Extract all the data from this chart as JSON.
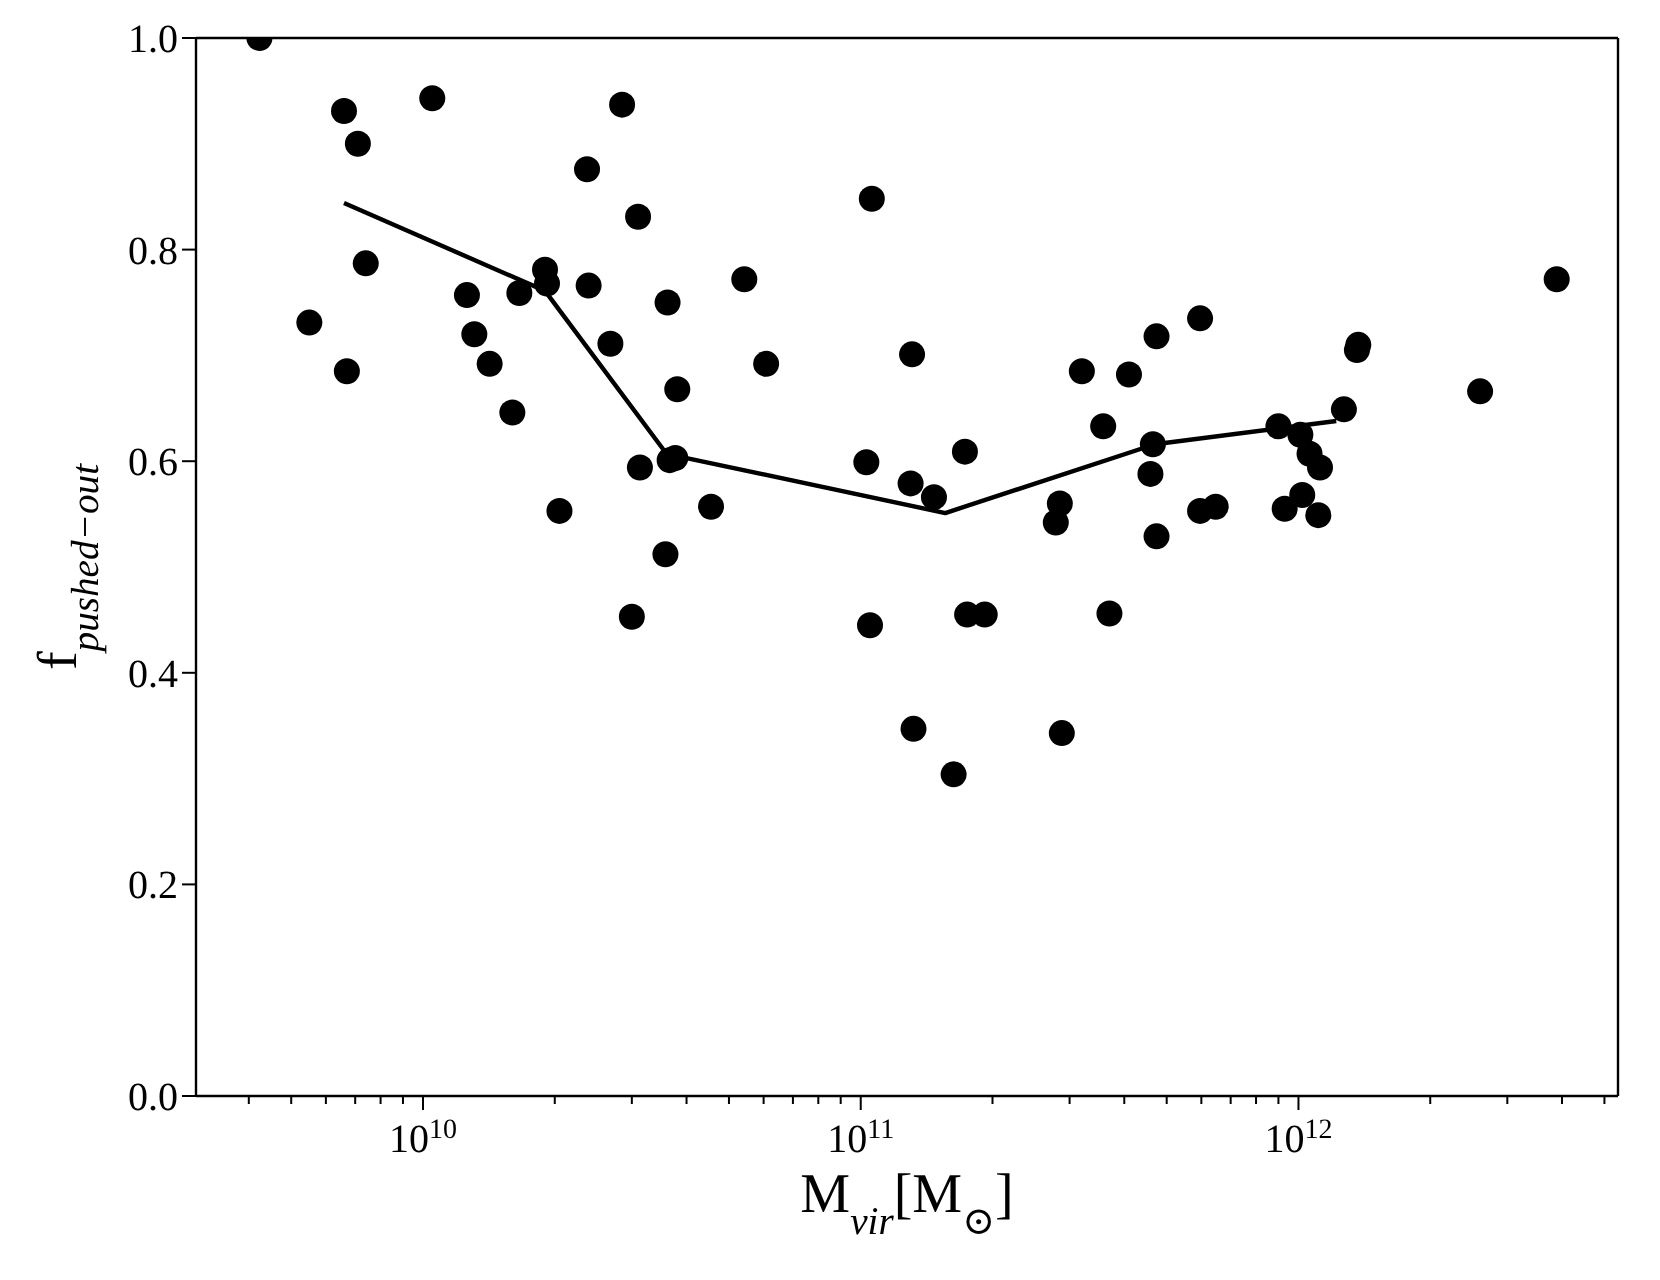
{
  "chart_data": {
    "type": "scatter",
    "xlabel": "M$_{vir}$[M$_{⊙}$]",
    "ylabel": "f$_{pushed−out}$",
    "log": "x",
    "marker": "circle",
    "xlim": [
      3030000000.0,
      5370000000000.0
    ],
    "ylim": [
      0,
      1
    ],
    "xticks": [
      {
        "value": 4000000000.0,
        "label": null
      },
      {
        "value": 5000000000.0,
        "label": null
      },
      {
        "value": 6000000000.0,
        "label": null
      },
      {
        "value": 7000000000.0,
        "label": null
      },
      {
        "value": 8000000000.0,
        "label": null
      },
      {
        "value": 9000000000.0,
        "label": null
      },
      {
        "value": 10000000000.0,
        "label": "10$^{10}$"
      },
      {
        "value": 20000000000.0,
        "label": null
      },
      {
        "value": 30000000000.0,
        "label": null
      },
      {
        "value": 40000000000.0,
        "label": null
      },
      {
        "value": 50000000000.0,
        "label": null
      },
      {
        "value": 60000000000.0,
        "label": null
      },
      {
        "value": 70000000000.0,
        "label": null
      },
      {
        "value": 80000000000.0,
        "label": null
      },
      {
        "value": 90000000000.0,
        "label": null
      },
      {
        "value": 100000000000.0,
        "label": "10$^{11}$"
      },
      {
        "value": 200000000000.0,
        "label": null
      },
      {
        "value": 300000000000.0,
        "label": null
      },
      {
        "value": 400000000000.0,
        "label": null
      },
      {
        "value": 500000000000.0,
        "label": null
      },
      {
        "value": 600000000000.0,
        "label": null
      },
      {
        "value": 700000000000.0,
        "label": null
      },
      {
        "value": 800000000000.0,
        "label": null
      },
      {
        "value": 900000000000.0,
        "label": null
      },
      {
        "value": 1000000000000.0,
        "label": "10$^{12}$"
      },
      {
        "value": 2000000000000.0,
        "label": null
      },
      {
        "value": 3000000000000.0,
        "label": null
      },
      {
        "value": 4000000000000.0,
        "label": null
      },
      {
        "value": 5000000000000.0,
        "label": null
      }
    ],
    "yticks": [
      {
        "value": 0,
        "label": "0.0"
      },
      {
        "value": 0.2,
        "label": "0.2"
      },
      {
        "value": 0.4,
        "label": "0.4"
      },
      {
        "value": 0.6,
        "label": "0.6"
      },
      {
        "value": 0.8,
        "label": "0.8"
      },
      {
        "value": 1,
        "label": "1.0"
      }
    ],
    "series": [
      {
        "color": "#000000",
        "x": [
          4230000000.0,
          6600000000.0,
          7100000000.0,
          10500000000.0,
          28500000000.0,
          23700000000.0,
          31000000000.0,
          7400000000.0,
          19000000000.0,
          19200000000.0,
          12600000000.0,
          16600000000.0,
          23900000000.0,
          36200000000.0,
          5500000000.0,
          13100000000.0,
          26800000000.0,
          14200000000.0,
          6700000000.0,
          38100000000.0,
          16000000000.0,
          31300000000.0,
          36600000000.0,
          37700000000.0,
          20500000000.0,
          35800000000.0,
          30000000000.0,
          45500000000.0,
          54200000000.0,
          60800000000.0,
          131000000000.0,
          320000000000.0,
          410000000000.0,
          474000000000.0,
          358000000000.0,
          103000000000.0,
          130000000000.0,
          147000000000.0,
          173000000000.0,
          285000000000.0,
          279000000000.0,
          465000000000.0,
          459000000000.0,
          474000000000.0,
          105000000000.0,
          175000000000.0,
          192000000000.0,
          370000000000.0,
          132000000000.0,
          288000000000.0,
          163000000000.0,
          106000000000.0,
          3890000000000.0,
          596000000000.0,
          1360000000000.0,
          1370000000000.0,
          2600000000000.0,
          1270000000000.0,
          900000000000.0,
          1010000000000.0,
          1060000000000.0,
          1120000000000.0,
          1020000000000.0,
          930000000000.0,
          1110000000000.0,
          596000000000.0,
          647000000000.0
        ],
        "values": [
          1.0,
          0.931,
          0.9,
          0.943,
          0.937,
          0.876,
          0.831,
          0.787,
          0.781,
          0.768,
          0.757,
          0.759,
          0.766,
          0.75,
          0.731,
          0.72,
          0.711,
          0.692,
          0.685,
          0.668,
          0.646,
          0.594,
          0.601,
          0.603,
          0.553,
          0.512,
          0.453,
          0.557,
          0.772,
          0.692,
          0.701,
          0.685,
          0.682,
          0.718,
          0.633,
          0.599,
          0.579,
          0.566,
          0.609,
          0.56,
          0.542,
          0.616,
          0.588,
          0.529,
          0.445,
          0.455,
          0.455,
          0.456,
          0.347,
          0.343,
          0.304,
          0.848,
          0.772,
          0.735,
          0.705,
          0.71,
          0.666,
          0.649,
          0.633,
          0.625,
          0.607,
          0.594,
          0.568,
          0.555,
          0.549,
          0.553,
          0.557
        ]
      },
      {
        "type": "line",
        "color": "#000000",
        "marker": "none",
        "x": [
          6600000000.0,
          19000000000.0,
          36000000000.0,
          156000000000.0,
          470000000000.0,
          1220000000000.0
        ],
        "values": [
          0.844,
          0.761,
          0.607,
          0.551,
          0.616,
          0.638
        ]
      }
    ]
  }
}
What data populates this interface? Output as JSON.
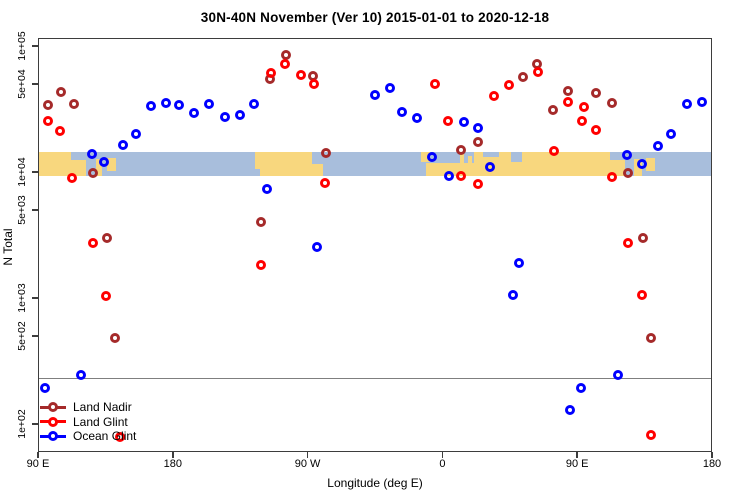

------------------------

Problem description → Each line in the records above should be reproduced exactly; images are not copied.

Expected answer →
Extract all the data from this chart as JSON.
{
  "chart_data": {
    "type": "scatter",
    "xlabel": "M$_{vir}$[M$_{⊙}$]",
    "ylabel": "f$_{pushed−out}$",
    "log": "x",
    "marker": "circle",
    "xlim": [
      3030000000.0,
      5370000000000.0
    ],
    "ylim": [
      0,
      1
    ],
    "xticks": [
      {
        "value": 4000000000.0,
        "label": null
      },
      {
        "value": 5000000000.0,
        "label": null
      },
      {
        "value": 6000000000.0,
        "label": null
      },
      {
        "value": 7000000000.0,
        "label": null
      },
      {
        "value": 8000000000.0,
        "label": null
      },
      {
        "value": 9000000000.0,
        "label": null
      },
      {
        "value": 10000000000.0,
        "label": "10$^{10}$"
      },
      {
        "value": 20000000000.0,
        "label": null
      },
      {
        "value": 30000000000.0,
        "label": null
      },
      {
        "value": 40000000000.0,
        "label": null
      },
      {
        "value": 50000000000.0,
        "label": null
      },
      {
        "value": 60000000000.0,
        "label": null
      },
      {
        "value": 70000000000.0,
        "label": null
      },
      {
        "value": 80000000000.0,
        "label": null
      },
      {
        "value": 90000000000.0,
        "label": null
      },
      {
        "value": 100000000000.0,
        "label": "10$^{11}$"
      },
      {
        "value": 200000000000.0,
        "label": null
      },
      {
        "value": 300000000000.0,
        "label": null
      },
      {
        "value": 400000000000.0,
        "label": null
      },
      {
        "value": 500000000000.0,
        "label": null
      },
      {
        "value": 600000000000.0,
        "label": null
      },
      {
        "value": 700000000000.0,
        "label": null
      },
      {
        "value": 800000000000.0,
        "label": null
      },
      {
        "value": 900000000000.0,
        "label": null
      },
      {
        "value": 1000000000000.0,
        "label": "10$^{12}$"
      },
      {
        "value": 2000000000000.0,
        "label": null
      },
      {
        "value": 3000000000000.0,
        "label": null
      },
      {
        "value": 4000000000000.0,
        "label": null
      },
      {
        "value": 5000000000000.0,
        "label": null
      }
    ],
    "yticks": [
      {
        "value": 0,
        "label": "0.0"
      },
      {
        "value": 0.2,
        "label": "0.2"
      },
      {
        "value": 0.4,
        "label": "0.4"
      },
      {
        "value": 0.6,
        "label": "0.6"
      },
      {
        "value": 0.8,
        "label": "0.8"
      },
      {
        "value": 1,
        "label": "1.0"
      }
    ],
    "series": [
      {
        "color": "#000000",
        "x": [
          4230000000.0,
          6600000000.0,
          7100000000.0,
          10500000000.0,
          28500000000.0,
          23700000000.0,
          31000000000.0,
          7400000000.0,
          19000000000.0,
          19200000000.0,
          12600000000.0,
          16600000000.0,
          23900000000.0,
          36200000000.0,
          5500000000.0,
          13100000000.0,
          26800000000.0,
          14200000000.0,
          6700000000.0,
          38100000000.0,
          16000000000.0,
          31300000000.0,
          36600000000.0,
          37700000000.0,
          20500000000.0,
          35800000000.0,
          30000000000.0,
          45500000000.0,
          54200000000.0,
          60800000000.0,
          131000000000.0,
          320000000000.0,
          410000000000.0,
          474000000000.0,
          358000000000.0,
          103000000000.0,
          130000000000.0,
          147000000000.0,
          173000000000.0,
          285000000000.0,
          279000000000.0,
          465000000000.0,
          459000000000.0,
          474000000000.0,
          105000000000.0,
          175000000000.0,
          192000000000.0,
          370000000000.0,
          132000000000.0,
          288000000000.0,
          163000000000.0,
          106000000000.0,
          3890000000000.0,
          596000000000.0,
          1360000000000.0,
          1370000000000.0,
          2600000000000.0,
          1270000000000.0,
          900000000000.0,
          1010000000000.0,
          1060000000000.0,
          1120000000000.0,
          1020000000000.0,
          930000000000.0,
          1110000000000.0,
          596000000000.0,
          647000000000.0
        ],
        "values": [
          1.0,
          0.931,
          0.9,
          0.943,
          0.937,
          0.876,
          0.831,
          0.787,
          0.781,
          0.768,
          0.757,
          0.759,
          0.766,
          0.75,
          0.731,
          0.72,
          0.711,
          0.692,
          0.685,
          0.668,
          0.646,
          0.594,
          0.601,
          0.603,
          0.553,
          0.512,
          0.453,
          0.557,
          0.772,
          0.692,
          0.701,
          0.685,
          0.682,
          0.718,
          0.633,
          0.599,
          0.579,
          0.566,
          0.609,
          0.56,
          0.542,
          0.616,
          0.588,
          0.529,
          0.445,
          0.455,
          0.455,
          0.456,
          0.347,
          0.343,
          0.304,
          0.848,
          0.772,
          0.735,
          0.705,
          0.71,
          0.666,
          0.649,
          0.633,
          0.625,
          0.607,
          0.594,
          0.568,
          0.555,
          0.549,
          0.553,
          0.557
        ]
      },
      {
        "type": "line",
        "color": "#000000",
        "marker": "none",
        "x": [
          6600000000.0,
          19000000000.0,
          36000000000.0,
          156000000000.0,
          470000000000.0,
          1220000000000.0
        ],
        "values": [
          0.844,
          0.761,
          0.607,
          0.551,
          0.616,
          0.638
        ]
      }
    ]
  }
}
What data populates this interface? Output as JSON.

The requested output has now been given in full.